### PROBLEM REQUIREMENTS
Find the lines with the string "text" and return them.

--- EXTRACTED RECORDS ---

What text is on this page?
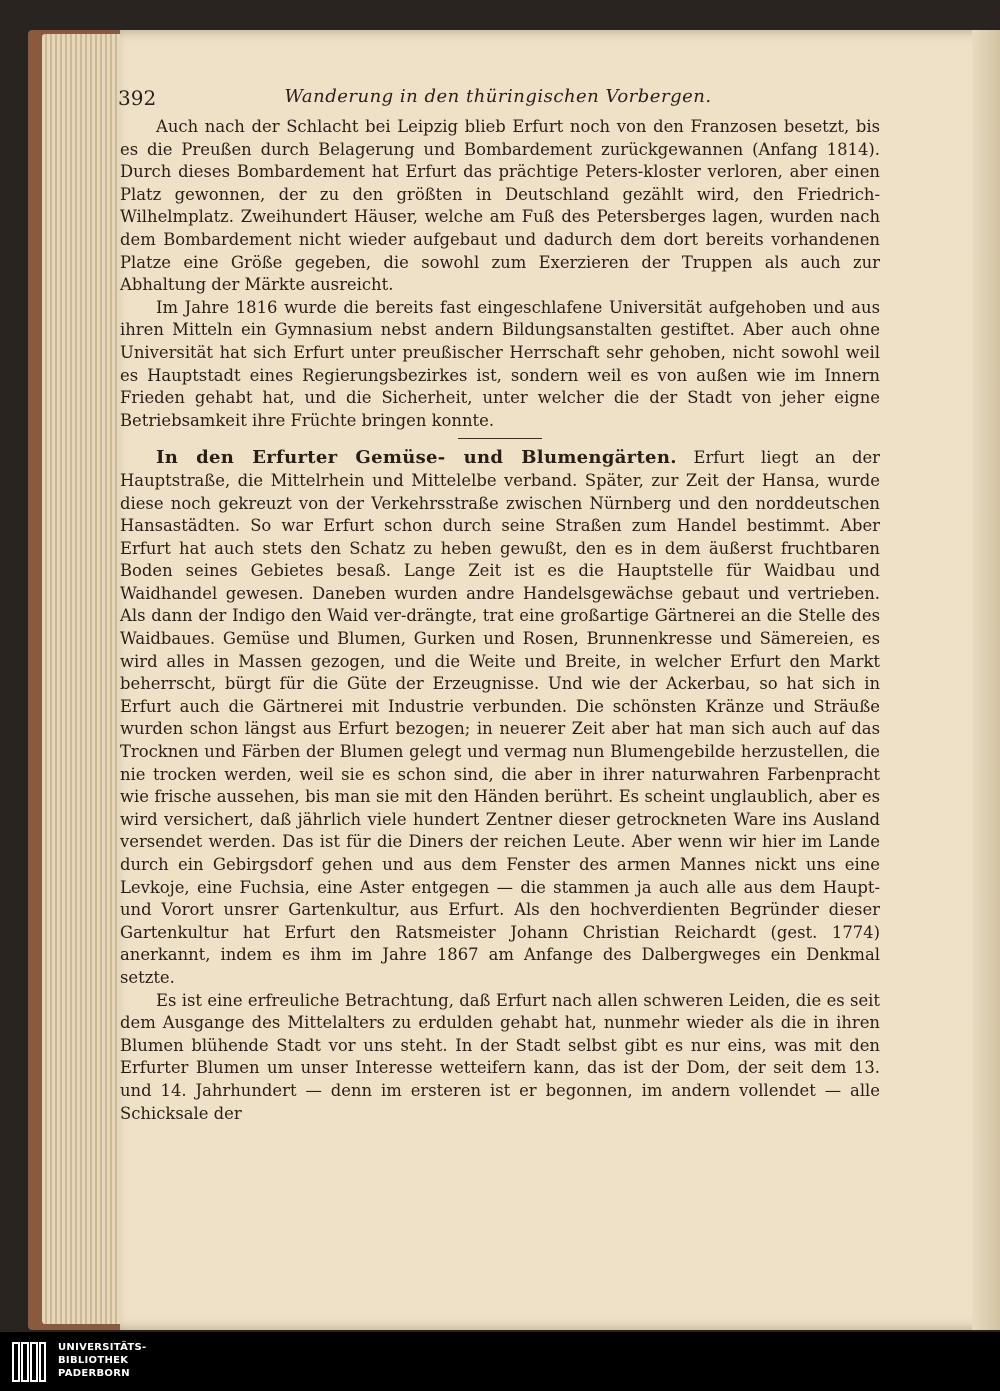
392	Wanderung in den thüringischen Vorbergen.

Auch nach der Schlacht bei Leipzig blieb Erfurt noch von den Franzosen besetzt, bis es die Preußen durch Belagerung und Bombardement zurückgewannen (Anfang 1814). Durch dieses Bombardement hat Erfurt das prächtige Peters-kloster verloren, aber einen Platz gewonnen, der zu den größten in Deutschland gezählt wird, den Friedrich-Wilhelmplatz. Zweihundert Häuser, welche am Fuß des Petersberges lagen, wurden nach dem Bombardement nicht wieder aufgebaut und dadurch dem dort bereits vorhandenen Platze eine Größe gegeben, die sowohl zum Exerzieren der Truppen als auch zur Abhaltung der Märkte ausreicht.

Im Jahre 1816 wurde die bereits fast eingeschlafene Universität aufgehoben und aus ihren Mitteln ein Gymnasium nebst andern Bildungsanstalten gestiftet. Aber auch ohne Universität hat sich Erfurt unter preußischer Herrschaft sehr gehoben, nicht sowohl weil es Hauptstadt eines Regierungsbezirkes ist, sondern weil es von außen wie im Innern Frieden gehabt hat, und die Sicherheit, unter welcher die der Stadt von jeher eigne Betriebsamkeit ihre Früchte bringen konnte.

In den Erfurter Gemüse- und Blumengärten. Erfurt liegt an der Hauptstraße, die Mittelrhein und Mittelelbe verband. Später, zur Zeit der Hansa, wurde diese noch gekreuzt von der Verkehrsstraße zwischen Nürnberg und den norddeutschen Hansastädten. So war Erfurt schon durch seine Straßen zum Handel bestimmt. Aber Erfurt hat auch stets den Schatz zu heben gewußt, den es in dem äußerst fruchtbaren Boden seines Gebietes besaß. Lange Zeit ist es die Hauptstelle für Waidbau und Waidhandel gewesen. Daneben wurden andre Handelsgewächse gebaut und vertrieben. Als dann der Indigo den Waid ver-drängte, trat eine großartige Gärtnerei an die Stelle des Waidbaues. Gemüse und Blumen, Gurken und Rosen, Brunnenkresse und Sämereien, es wird alles in Massen gezogen, und die Weite und Breite, in welcher Erfurt den Markt beherrscht, bürgt für die Güte der Erzeugnisse. Und wie der Ackerbau, so hat sich in Erfurt auch die Gärtnerei mit Industrie verbunden. Die schönsten Kränze und Sträuße wurden schon längst aus Erfurt bezogen; in neuerer Zeit aber hat man sich auch auf das Trocknen und Färben der Blumen gelegt und vermag nun Blumengebilde herzustellen, die nie trocken werden, weil sie es schon sind, die aber in ihrer naturwahren Farbenpracht wie frische aussehen, bis man sie mit den Händen berührt. Es scheint unglaublich, aber es wird versichert, daß jährlich viele hundert Zentner dieser getrockneten Ware ins Ausland versendet werden. Das ist für die Diners der reichen Leute. Aber wenn wir hier im Lande durch ein Gebirgsdorf gehen und aus dem Fenster des armen Mannes nickt uns eine Levkoje, eine Fuchsia, eine Aster entgegen — die stammen ja auch alle aus dem Haupt- und Vorort unsrer Gartenkultur, aus Erfurt. Als den hochverdienten Begründer dieser Gartenkultur hat Erfurt den Ratsmeister Johann Christian Reichardt (gest. 1774) anerkannt, indem es ihm im Jahre 1867 am Anfange des Dalbergweges ein Denkmal setzte.

Es ist eine erfreuliche Betrachtung, daß Erfurt nach allen schweren Leiden, die es seit dem Ausgange des Mittelalters zu erdulden gehabt hat, nunmehr wieder als die in ihren Blumen blühende Stadt vor uns steht. In der Stadt selbst gibt es nur eins, was mit den Erfurter Blumen um unser Interesse wetteifern kann, das ist der Dom, der seit dem 13. und 14. Jahrhundert — denn im ersteren ist er begonnen, im andern vollendet — alle Schicksale der

UNIVERSITÄTS-
BIBLIOTHEK
PADERBORN
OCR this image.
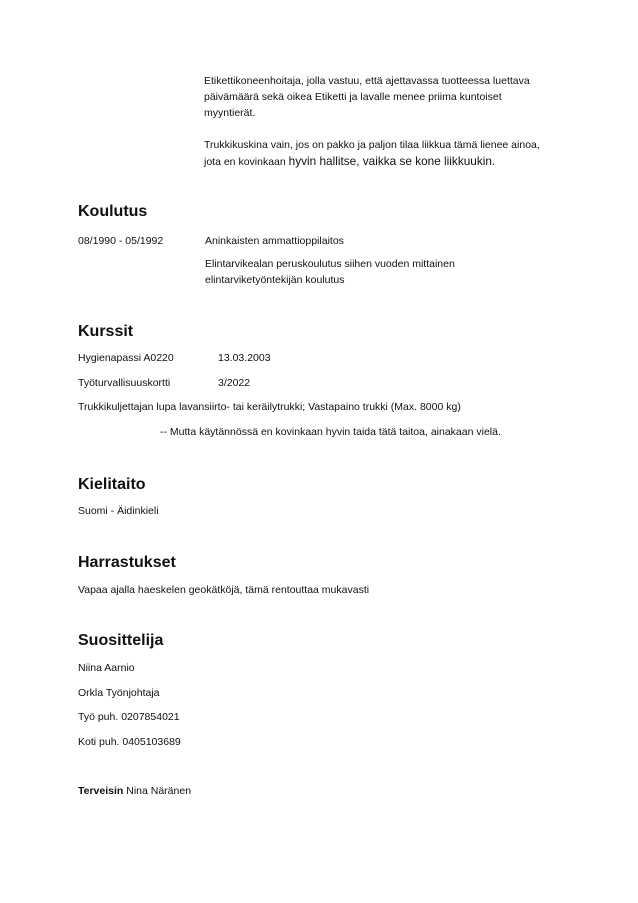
Etikettikoneenhoitaja, jolla vastuu, että ajettavassa tuotteessa luettava
päivämäärä sekä oikea Etiketti ja lavalle menee priima kuntoiset
myyntierät.
Trukkikuskina vain, jos on pakko ja paljon tilaa liikkua tämä lienee ainoa,
jota en kovinkaan hyvin hallitse, vaikka se kone liikkuukin.
Koulutus
08/1990 - 05/1992	Aninkaisten ammattioppilaitos
Elintarvikealan peruskoulutus siihen vuoden mittainen
elintarviketyöntekijän koulutus
Kurssit
Hygienapassi A0220	13.03.2003
Työturvallisuuskortti	3/2022
Trukkikuljettajan lupa lavansiirto- tai keräilytrukki; Vastapaino trukki (Max. 8000 kg)
-- Mutta käytännössä en kovinkaan hyvin taida tätä taitoa, ainakaan vielä.
Kielitaito
Suomi - Äidinkieli
Harrastukset
Vapaa ajalla haeskelen geokätköjä, tämä rentouttaa mukavasti
Suosittelija
Niina Aarnio
Orkla Työnjohtaja
Työ puh. 0207854021
Koti puh. 0405103689
Terveisin Nina Näränen
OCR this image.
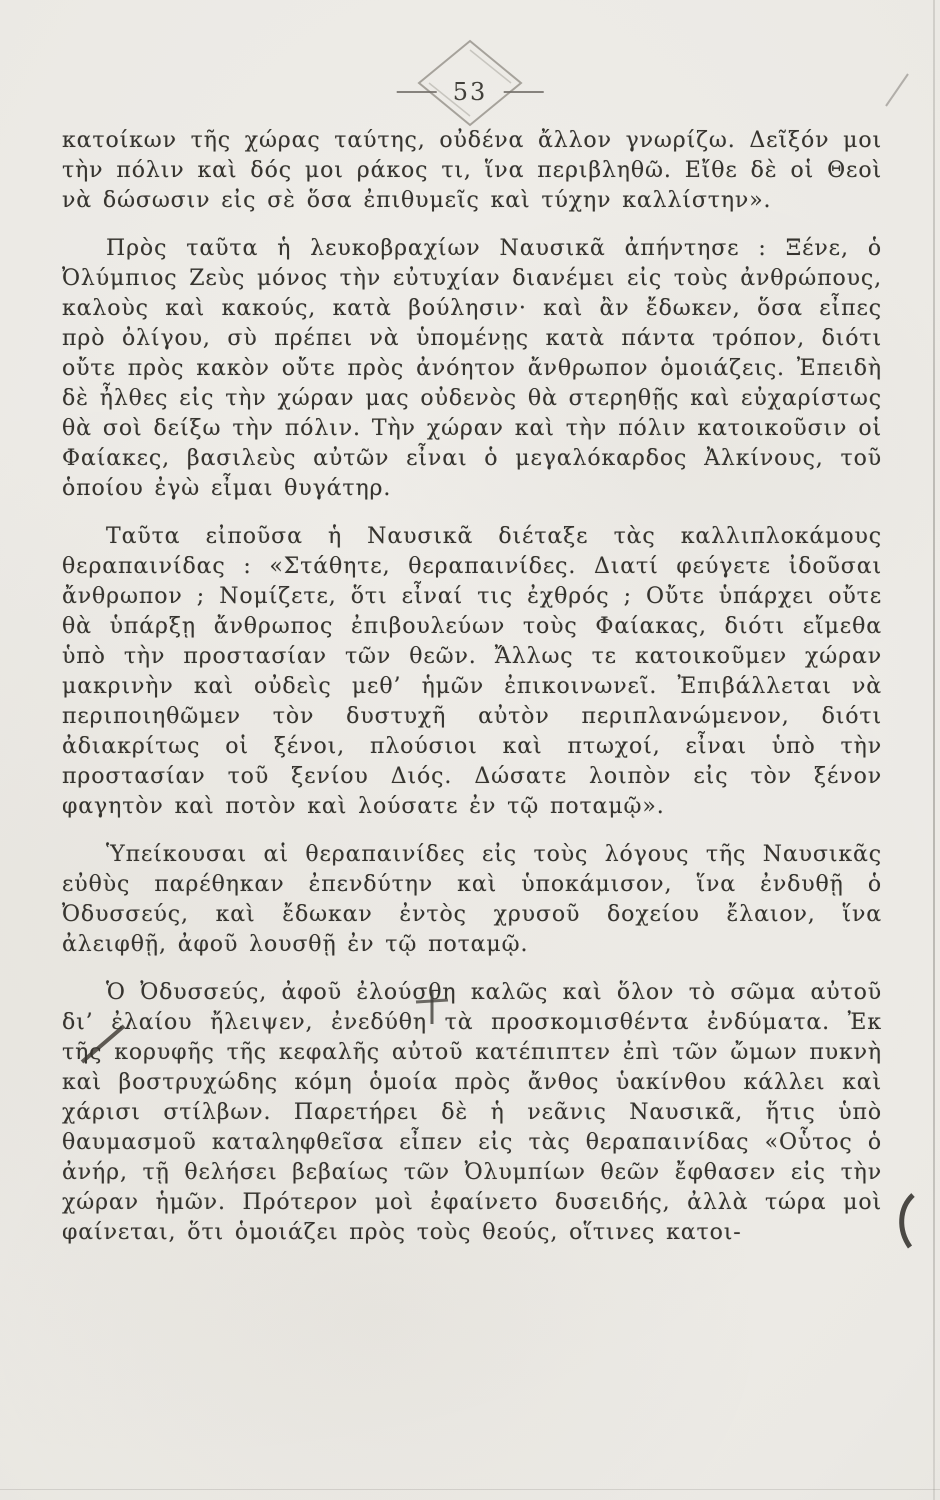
53

κατοίκων τῆς χώρας ταύτης, οὐδένα ἄλλον γνωρίζω. Δεῖξόν μοι τὴν πόλιν καὶ δός μοι ράκος τι, ἵνα περιβληθῶ. Εἴθε δὲ οἱ Θεοὶ νὰ δώσωσιν εἰς σὲ ὅσα ἐπιθυμεῖς καὶ τύχην καλλίστην».

Πρὸς ταῦτα ἡ λευκοβραχίων Ναυσικᾶ ἀπήντησε : Ξένε, ὁ Ὀλύμπιος Ζεὺς μόνος τὴν εὐτυχίαν διανέμει εἰς τοὺς ἀνθρώπους, καλοὺς καὶ κακούς, κατὰ βούλησιν· καὶ ἂν ἔδωκεν, ὅσα εἶπες πρὸ ὀλίγου, σὺ πρέπει νὰ ὑπομένῃς κατὰ πάντα τρόπον, διότι οὔτε πρὸς κακὸν οὔτε πρὸς ἀνόητον ἄνθρωπον ὁμοιάζεις. Ἐπειδὴ δὲ ἦλθες εἰς τὴν χώραν μας οὐδενὸς θὰ στερηθῇς καὶ εὐχαρίστως θὰ σοὶ δείξω τὴν πόλιν. Τὴν χώραν καὶ τὴν πόλιν κατοικοῦσιν οἱ Φαίακες, βασιλεὺς αὐτῶν εἶναι ὁ μεγαλόκαρδος Ἀλκίνους, τοῦ ὁποίου ἐγὼ εἶμαι θυγάτηρ.

Ταῦτα εἰποῦσα ἡ Ναυσικᾶ διέταξε τὰς καλλιπλοκάμους θεραπαινίδας : «Στάθητε, θεραπαινίδες. Διατί φεύγετε ἰδοῦσαι ἄνθρωπον ; Νομίζετε, ὅτι εἶναί τις ἐχθρός ; Οὔτε ὑπάρχει οὔτε θὰ ὑπάρξῃ ἄνθρωπος ἐπιβουλεύων τοὺς Φαίακας, διότι εἴμεθα ὑπὸ τὴν προστασίαν τῶν θεῶν. Ἄλλως τε κατοικοῦμεν χώραν μακρινὴν καὶ οὐδεὶς μεθ’ ἡμῶν ἐπικοινωνεῖ. Ἐπιβάλλεται νὰ περιποιηθῶμεν τὸν δυστυχῆ αὐτὸν περιπλανώμενον, διότι ἀδιακρίτως οἱ ξένοι, πλούσιοι καὶ πτωχοί, εἶναι ὑπὸ τὴν προστασίαν τοῦ ξενίου Διός. Δώσατε λοιπὸν εἰς τὸν ξένον φαγητὸν καὶ ποτὸν καὶ λούσατε ἐν τῷ ποταμῷ».

Ὑπείκουσαι αἱ θεραπαινίδες εἰς τοὺς λόγους τῆς Ναυσικᾶς εὐθὺς παρέθηκαν ἐπενδύτην καὶ ὑποκάμισον, ἵνα ἐνδυθῇ ὁ Ὀδυσσεύς, καὶ ἔδωκαν ἐντὸς χρυσοῦ δοχείου ἔλαιον, ἵνα ἀλειφθῇ, ἀφοῦ λουσθῇ ἐν τῷ ποταμῷ.

Ὁ Ὀδυσσεύς, ἀφοῦ ἐλούσθη καλῶς καὶ ὅλον τὸ σῶμα αὐτοῦ δι’ ἐλαίου ἤλειψεν, ἐνεδύθη τὰ προσκομισθέντα ἐνδύματα. Ἐκ τῆς κορυφῆς τῆς κεφαλῆς αὐτοῦ κατέπιπτεν ἐπὶ τῶν ὤμων πυκνὴ καὶ βοστρυχώδης κόμη ὁμοία πρὸς ἄνθος ὑακίνθου κάλλει καὶ χάρισι στίλβων. Παρετήρει δὲ ἡ νεᾶνις Ναυσικᾶ, ἥτις ὑπὸ θαυμασμοῦ καταληφθεῖσα εἶπεν εἰς τὰς θεραπαινίδας «Οὗτος ὁ ἀνήρ, τῇ θελήσει βεβαίως τῶν Ὀλυμπίων θεῶν ἔφθασεν εἰς τὴν χώραν ἡμῶν. Πρότερον μοὶ ἐφαίνετο δυσειδής, ἀλλὰ τώρα μοὶ φαίνεται, ὅτι ὁμοιάζει πρὸς τοὺς θεούς, οἵτινες κατοι-
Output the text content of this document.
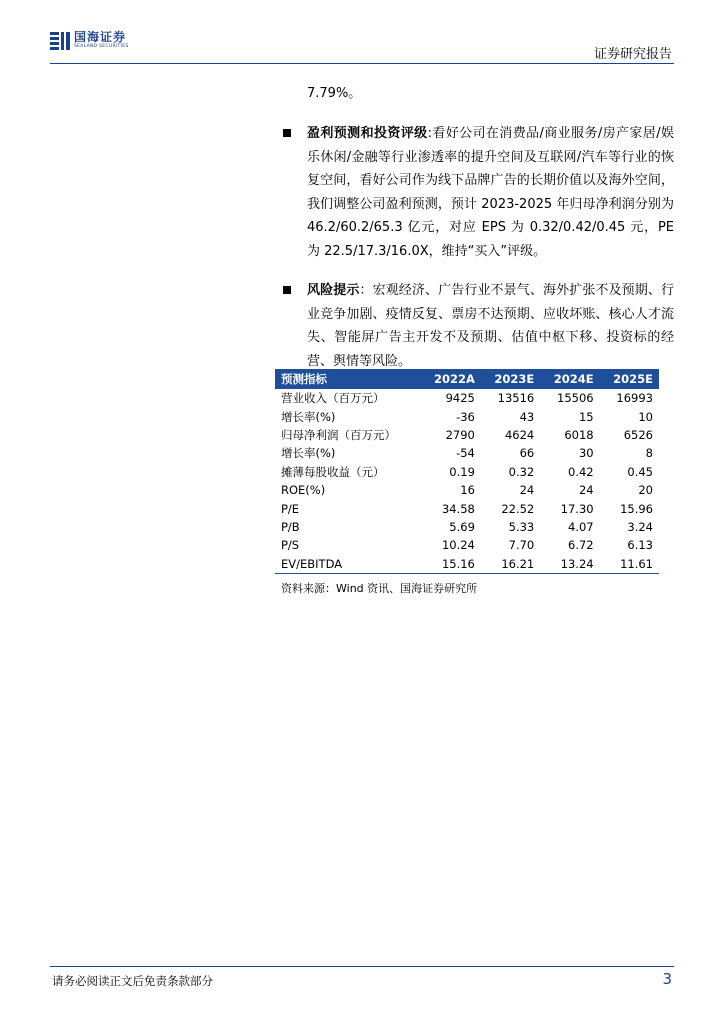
国海证券
SEALAND SECURITIES
证券研究报告
7.79%。
盈利预测和投资评级:看好公司在消费品/商业服务/房产家居/娱乐休闲/金融等行业渗透率的提升空间及互联网/汽车等行业的恢复空间，看好公司作为线下品牌广告的长期价值以及海外空间，我们调整公司盈利预测，预计 2023-2025 年归母净利润分别为 46.2/60.2/65.3 亿元，对应 EPS 为 0.32/0.42/0.45 元，PE 为 22.5/17.3/16.0X，维持“买入”评级。
风险提示：宏观经济、广告行业不景气、海外扩张不及预期、行业竞争加剧、疫情反复、票房不达预期、应收坏账、核心人才流失、智能屏广告主开发不及预期、估值中枢下移、投资标的经营、舆情等风险。
预测指标	2022A	2023E	2024E	2025E
营业收入（百万元）	9425	13516	15506	16993
增长率(%)	-36	43	15	10
归母净利润（百万元）	2790	4624	6018	6526
增长率(%)	-54	66	30	8
摊薄每股收益（元）	0.19	0.32	0.42	0.45
ROE(%)	16	24	24	20
P/E	34.58	22.52	17.30	15.96
P/B	5.69	5.33	4.07	3.24
P/S	10.24	7.70	6.72	6.13
EV/EBITDA	15.16	16.21	13.24	11.61
资料来源：Wind 资讯、国海证券研究所
请务必阅读正文后免责条款部分	3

---

### ANSWER
What text is on this page?
Output the text content of this document.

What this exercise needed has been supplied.